Goal of the exercise » Print exactly the lines from the line with "Give me a plain-text" to the last line of the data, please, both included.

Provided data »
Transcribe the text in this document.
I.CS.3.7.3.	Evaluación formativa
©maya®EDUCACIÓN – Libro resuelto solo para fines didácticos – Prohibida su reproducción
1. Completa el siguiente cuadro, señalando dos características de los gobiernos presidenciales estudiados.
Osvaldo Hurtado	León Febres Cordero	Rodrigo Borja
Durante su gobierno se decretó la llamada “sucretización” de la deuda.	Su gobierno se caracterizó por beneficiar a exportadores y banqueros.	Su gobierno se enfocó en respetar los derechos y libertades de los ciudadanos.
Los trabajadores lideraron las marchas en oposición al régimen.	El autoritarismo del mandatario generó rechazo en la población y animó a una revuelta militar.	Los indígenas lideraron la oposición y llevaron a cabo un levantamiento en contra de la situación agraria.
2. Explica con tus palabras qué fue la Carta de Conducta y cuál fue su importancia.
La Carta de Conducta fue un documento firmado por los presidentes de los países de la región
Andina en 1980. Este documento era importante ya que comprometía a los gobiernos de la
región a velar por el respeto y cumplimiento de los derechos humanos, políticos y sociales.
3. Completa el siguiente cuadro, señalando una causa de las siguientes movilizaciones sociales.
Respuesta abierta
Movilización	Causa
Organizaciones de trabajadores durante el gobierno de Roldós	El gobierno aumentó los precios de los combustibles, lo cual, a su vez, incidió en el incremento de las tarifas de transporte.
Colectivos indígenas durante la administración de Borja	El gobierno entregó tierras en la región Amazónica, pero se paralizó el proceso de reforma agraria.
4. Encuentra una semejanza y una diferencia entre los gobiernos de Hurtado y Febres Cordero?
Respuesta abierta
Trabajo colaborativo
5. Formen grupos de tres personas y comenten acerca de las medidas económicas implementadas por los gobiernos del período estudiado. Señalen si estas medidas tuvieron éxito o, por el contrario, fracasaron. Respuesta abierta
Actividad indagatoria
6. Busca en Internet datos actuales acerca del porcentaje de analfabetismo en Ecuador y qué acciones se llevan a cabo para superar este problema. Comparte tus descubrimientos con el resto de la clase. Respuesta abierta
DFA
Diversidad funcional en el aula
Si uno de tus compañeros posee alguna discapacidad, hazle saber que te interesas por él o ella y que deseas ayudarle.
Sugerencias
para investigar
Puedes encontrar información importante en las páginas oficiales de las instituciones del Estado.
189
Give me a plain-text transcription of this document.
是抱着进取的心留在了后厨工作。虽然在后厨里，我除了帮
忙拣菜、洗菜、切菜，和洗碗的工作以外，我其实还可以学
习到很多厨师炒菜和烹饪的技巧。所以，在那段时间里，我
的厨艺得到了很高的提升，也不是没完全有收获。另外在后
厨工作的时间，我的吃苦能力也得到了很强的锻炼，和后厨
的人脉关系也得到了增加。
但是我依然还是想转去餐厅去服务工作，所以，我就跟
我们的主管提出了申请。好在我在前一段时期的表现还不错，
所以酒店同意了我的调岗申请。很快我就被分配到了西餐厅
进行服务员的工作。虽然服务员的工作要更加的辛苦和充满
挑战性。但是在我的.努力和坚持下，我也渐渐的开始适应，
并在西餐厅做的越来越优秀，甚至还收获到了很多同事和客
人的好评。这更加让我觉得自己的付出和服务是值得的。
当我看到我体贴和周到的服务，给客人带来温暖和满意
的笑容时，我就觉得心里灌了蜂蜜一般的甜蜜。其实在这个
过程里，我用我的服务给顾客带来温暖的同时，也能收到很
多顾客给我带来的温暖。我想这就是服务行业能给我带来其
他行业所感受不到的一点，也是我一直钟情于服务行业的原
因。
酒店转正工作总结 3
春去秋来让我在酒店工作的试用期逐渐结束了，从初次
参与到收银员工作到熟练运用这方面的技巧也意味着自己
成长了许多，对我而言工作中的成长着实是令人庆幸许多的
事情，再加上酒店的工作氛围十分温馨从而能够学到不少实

Response for this exercise »
Give me a plain-text transcription of this document.
是抱着进取的心留在了后厨工作。虽然在后厨里，我除了帮
忙拣菜、洗菜、切菜，和洗碗的工作以外，我其实还可以学
习到很多厨师炒菜和烹饪的技巧。所以，在那段时间里，我
的厨艺得到了很高的提升，也不是没完全有收获。另外在后
厨工作的时间，我的吃苦能力也得到了很强的锻炼，和后厨
的人脉关系也得到了增加。
但是我依然还是想转去餐厅去服务工作，所以，我就跟
我们的主管提出了申请。好在我在前一段时期的表现还不错，
所以酒店同意了我的调岗申请。很快我就被分配到了西餐厅
进行服务员的工作。虽然服务员的工作要更加的辛苦和充满
挑战性。但是在我的.努力和坚持下，我也渐渐的开始适应，
并在西餐厅做的越来越优秀，甚至还收获到了很多同事和客
人的好评。这更加让我觉得自己的付出和服务是值得的。
当我看到我体贴和周到的服务，给客人带来温暖和满意
的笑容时，我就觉得心里灌了蜂蜜一般的甜蜜。其实在这个
过程里，我用我的服务给顾客带来温暖的同时，也能收到很
多顾客给我带来的温暖。我想这就是服务行业能给我带来其
他行业所感受不到的一点，也是我一直钟情于服务行业的原
因。
酒店转正工作总结 3
春去秋来让我在酒店工作的试用期逐渐结束了，从初次
参与到收银员工作到熟练运用这方面的技巧也意味着自己
成长了许多，对我而言工作中的成长着实是令人庆幸许多的
事情，再加上酒店的工作氛围十分温馨从而能够学到不少实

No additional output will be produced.